#### Records to use
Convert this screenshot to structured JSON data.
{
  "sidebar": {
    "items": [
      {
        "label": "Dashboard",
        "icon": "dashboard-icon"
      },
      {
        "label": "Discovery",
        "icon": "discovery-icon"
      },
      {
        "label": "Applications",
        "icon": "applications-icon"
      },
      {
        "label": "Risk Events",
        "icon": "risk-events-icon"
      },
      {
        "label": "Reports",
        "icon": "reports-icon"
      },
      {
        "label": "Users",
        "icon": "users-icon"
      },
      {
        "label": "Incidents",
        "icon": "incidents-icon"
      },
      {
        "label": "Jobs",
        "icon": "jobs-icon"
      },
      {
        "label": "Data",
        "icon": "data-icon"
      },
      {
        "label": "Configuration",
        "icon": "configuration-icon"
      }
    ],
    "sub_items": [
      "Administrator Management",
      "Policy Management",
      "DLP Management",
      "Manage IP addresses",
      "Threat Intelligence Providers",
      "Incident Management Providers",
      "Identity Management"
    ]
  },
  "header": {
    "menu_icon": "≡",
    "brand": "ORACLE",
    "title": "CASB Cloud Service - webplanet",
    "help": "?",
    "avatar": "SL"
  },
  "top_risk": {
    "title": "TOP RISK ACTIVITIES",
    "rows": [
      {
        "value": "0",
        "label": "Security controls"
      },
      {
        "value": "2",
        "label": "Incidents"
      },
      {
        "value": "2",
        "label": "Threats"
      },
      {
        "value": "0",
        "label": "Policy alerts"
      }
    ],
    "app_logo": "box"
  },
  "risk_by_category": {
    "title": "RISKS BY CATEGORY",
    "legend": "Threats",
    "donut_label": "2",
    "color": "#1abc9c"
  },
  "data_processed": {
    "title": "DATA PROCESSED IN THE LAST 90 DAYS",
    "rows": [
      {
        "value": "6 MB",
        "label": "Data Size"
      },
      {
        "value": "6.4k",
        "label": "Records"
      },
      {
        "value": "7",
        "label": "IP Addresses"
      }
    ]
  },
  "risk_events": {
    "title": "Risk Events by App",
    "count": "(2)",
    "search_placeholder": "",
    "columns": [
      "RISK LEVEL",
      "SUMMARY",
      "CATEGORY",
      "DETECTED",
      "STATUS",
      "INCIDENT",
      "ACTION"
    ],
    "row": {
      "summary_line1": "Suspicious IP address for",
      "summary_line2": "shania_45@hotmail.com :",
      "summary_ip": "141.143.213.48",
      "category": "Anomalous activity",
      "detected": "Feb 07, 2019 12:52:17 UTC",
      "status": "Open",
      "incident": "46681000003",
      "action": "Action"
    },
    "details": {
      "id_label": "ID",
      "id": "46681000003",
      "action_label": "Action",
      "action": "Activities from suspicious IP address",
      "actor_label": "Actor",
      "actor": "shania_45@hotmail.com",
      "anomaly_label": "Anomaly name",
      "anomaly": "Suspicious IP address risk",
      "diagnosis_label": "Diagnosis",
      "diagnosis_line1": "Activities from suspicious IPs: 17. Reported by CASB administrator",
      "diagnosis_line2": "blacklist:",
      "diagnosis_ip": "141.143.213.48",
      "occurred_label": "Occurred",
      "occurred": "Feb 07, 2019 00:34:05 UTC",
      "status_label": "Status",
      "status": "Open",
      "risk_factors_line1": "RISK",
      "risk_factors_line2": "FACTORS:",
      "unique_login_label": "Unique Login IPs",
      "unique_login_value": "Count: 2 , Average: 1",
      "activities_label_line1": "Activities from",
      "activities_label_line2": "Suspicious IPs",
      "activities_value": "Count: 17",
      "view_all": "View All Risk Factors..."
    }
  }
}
########
» **The problem**
Identify every line above with the string "from" in it. Copy those lines.

» **Written response**
      "action": "Activities from suspicious IP address",
      "diagnosis_line1": "Activities from suspicious IPs: 17. Reported by CASB administrator",
      "activities_label_line1": "Activities from",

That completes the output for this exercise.